- TASK REQUIREMENTS -
Work out how many lines in the listing below include the word "instances"; answer with the number alone.

--------------------------------------------------

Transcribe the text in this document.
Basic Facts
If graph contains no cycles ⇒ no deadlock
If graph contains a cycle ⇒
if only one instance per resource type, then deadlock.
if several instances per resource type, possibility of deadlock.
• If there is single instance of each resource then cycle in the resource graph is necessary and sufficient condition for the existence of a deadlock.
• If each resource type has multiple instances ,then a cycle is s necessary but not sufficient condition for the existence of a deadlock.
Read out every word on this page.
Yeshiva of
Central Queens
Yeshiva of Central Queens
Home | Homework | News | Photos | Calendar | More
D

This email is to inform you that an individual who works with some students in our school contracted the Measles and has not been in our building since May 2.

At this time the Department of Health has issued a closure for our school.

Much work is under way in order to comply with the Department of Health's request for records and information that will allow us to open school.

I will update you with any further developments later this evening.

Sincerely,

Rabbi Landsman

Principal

--------------------------------------------------

- ANSWER FOR THE TASK -
2